Tally the lines in the listing below that include "your". Answer with the count and nothing more.

==== Records supplied

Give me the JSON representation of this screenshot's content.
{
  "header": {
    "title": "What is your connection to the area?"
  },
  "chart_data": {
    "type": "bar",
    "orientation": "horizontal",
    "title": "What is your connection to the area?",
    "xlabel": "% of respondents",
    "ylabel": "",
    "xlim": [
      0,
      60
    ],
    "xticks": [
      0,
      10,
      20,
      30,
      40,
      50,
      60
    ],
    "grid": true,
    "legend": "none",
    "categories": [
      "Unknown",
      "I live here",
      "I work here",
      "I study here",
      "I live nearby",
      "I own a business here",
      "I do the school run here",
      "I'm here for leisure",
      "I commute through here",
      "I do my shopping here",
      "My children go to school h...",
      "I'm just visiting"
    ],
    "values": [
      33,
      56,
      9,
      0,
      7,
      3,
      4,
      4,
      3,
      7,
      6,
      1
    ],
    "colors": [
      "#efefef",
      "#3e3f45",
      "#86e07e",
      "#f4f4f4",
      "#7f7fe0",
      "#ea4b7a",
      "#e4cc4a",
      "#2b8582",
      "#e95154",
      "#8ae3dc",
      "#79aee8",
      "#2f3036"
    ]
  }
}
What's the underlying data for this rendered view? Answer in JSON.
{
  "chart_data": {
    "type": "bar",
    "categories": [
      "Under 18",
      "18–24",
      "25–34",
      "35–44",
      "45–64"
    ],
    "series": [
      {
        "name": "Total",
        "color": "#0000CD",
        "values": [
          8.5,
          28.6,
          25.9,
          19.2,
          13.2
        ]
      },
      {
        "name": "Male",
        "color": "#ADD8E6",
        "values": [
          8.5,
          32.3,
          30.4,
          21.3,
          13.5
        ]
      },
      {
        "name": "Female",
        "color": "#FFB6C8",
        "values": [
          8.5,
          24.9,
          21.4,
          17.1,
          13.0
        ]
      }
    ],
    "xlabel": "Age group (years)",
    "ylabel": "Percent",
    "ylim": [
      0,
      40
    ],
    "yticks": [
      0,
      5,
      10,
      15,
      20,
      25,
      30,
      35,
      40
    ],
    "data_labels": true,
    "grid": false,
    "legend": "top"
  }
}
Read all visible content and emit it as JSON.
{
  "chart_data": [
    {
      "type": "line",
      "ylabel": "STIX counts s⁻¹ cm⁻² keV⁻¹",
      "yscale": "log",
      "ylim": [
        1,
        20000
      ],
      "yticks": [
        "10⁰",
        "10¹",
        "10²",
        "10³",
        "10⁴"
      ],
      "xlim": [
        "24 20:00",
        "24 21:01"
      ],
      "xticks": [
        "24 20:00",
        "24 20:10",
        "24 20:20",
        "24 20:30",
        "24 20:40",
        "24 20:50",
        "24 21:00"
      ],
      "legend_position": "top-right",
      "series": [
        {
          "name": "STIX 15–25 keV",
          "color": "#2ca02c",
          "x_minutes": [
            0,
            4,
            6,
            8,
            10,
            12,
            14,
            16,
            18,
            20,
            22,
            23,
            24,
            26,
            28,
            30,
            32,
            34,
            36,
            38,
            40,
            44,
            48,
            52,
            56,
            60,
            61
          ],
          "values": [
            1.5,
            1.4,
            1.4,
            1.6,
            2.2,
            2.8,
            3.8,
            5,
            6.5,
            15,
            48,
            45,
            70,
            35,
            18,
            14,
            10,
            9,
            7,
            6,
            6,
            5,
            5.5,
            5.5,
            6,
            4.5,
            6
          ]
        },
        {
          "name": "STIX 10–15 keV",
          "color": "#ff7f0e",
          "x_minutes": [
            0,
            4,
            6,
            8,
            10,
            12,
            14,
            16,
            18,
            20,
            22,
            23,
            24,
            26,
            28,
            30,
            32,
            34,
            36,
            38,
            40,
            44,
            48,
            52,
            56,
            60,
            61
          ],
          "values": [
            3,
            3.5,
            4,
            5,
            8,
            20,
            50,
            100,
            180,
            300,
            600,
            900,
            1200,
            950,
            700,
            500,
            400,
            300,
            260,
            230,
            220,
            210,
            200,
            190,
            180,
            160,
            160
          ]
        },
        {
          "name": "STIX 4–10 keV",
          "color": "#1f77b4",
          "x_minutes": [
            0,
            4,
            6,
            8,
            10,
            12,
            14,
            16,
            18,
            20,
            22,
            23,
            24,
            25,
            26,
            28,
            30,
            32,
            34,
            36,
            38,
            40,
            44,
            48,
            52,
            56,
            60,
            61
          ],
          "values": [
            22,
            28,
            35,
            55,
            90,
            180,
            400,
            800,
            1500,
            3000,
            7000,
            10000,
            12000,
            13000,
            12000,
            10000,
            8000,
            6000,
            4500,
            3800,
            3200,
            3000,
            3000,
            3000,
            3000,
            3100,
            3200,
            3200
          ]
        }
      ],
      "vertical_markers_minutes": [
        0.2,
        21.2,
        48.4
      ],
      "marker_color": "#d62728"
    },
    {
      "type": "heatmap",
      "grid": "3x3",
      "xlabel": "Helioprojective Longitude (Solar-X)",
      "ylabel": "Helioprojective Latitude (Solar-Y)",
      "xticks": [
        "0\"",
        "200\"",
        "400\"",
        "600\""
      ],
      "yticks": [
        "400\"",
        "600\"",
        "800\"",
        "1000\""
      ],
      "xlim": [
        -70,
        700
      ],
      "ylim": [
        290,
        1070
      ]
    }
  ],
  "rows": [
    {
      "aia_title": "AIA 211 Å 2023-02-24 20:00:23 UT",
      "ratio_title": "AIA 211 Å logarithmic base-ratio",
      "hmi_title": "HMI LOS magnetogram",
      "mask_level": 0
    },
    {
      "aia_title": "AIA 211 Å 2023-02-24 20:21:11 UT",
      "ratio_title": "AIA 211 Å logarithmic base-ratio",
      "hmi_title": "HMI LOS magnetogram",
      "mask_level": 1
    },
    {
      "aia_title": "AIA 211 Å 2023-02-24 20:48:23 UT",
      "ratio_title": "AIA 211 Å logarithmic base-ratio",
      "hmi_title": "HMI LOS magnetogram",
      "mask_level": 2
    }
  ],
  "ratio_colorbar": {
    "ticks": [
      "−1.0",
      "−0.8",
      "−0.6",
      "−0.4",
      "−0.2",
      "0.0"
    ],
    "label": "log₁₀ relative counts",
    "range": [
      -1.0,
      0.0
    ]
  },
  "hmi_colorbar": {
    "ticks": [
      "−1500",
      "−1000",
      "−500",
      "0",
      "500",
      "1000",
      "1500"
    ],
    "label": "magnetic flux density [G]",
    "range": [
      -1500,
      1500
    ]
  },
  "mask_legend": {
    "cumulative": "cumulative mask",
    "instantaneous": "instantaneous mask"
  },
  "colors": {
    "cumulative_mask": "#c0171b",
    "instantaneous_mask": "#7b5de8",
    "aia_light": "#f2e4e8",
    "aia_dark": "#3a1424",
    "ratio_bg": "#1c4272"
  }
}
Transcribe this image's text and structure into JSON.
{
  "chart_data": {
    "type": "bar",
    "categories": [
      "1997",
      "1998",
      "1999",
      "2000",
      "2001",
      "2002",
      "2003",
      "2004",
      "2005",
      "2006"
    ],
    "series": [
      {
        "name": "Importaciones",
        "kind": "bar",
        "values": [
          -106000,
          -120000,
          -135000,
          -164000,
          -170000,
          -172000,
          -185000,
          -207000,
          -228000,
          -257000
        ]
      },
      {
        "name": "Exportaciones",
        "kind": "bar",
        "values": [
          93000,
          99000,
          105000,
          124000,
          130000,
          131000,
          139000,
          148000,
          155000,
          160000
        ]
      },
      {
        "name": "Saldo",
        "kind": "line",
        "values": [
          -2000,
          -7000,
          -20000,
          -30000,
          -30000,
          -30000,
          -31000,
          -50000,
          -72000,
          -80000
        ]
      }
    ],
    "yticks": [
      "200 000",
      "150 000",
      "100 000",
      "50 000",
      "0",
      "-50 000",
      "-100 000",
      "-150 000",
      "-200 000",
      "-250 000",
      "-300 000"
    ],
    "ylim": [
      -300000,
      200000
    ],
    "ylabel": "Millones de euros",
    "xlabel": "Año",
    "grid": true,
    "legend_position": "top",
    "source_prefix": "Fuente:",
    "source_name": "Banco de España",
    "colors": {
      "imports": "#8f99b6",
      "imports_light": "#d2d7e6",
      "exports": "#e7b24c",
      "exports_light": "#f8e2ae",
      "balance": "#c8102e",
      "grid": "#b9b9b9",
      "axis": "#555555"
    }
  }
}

========

- **Reply to the task**
2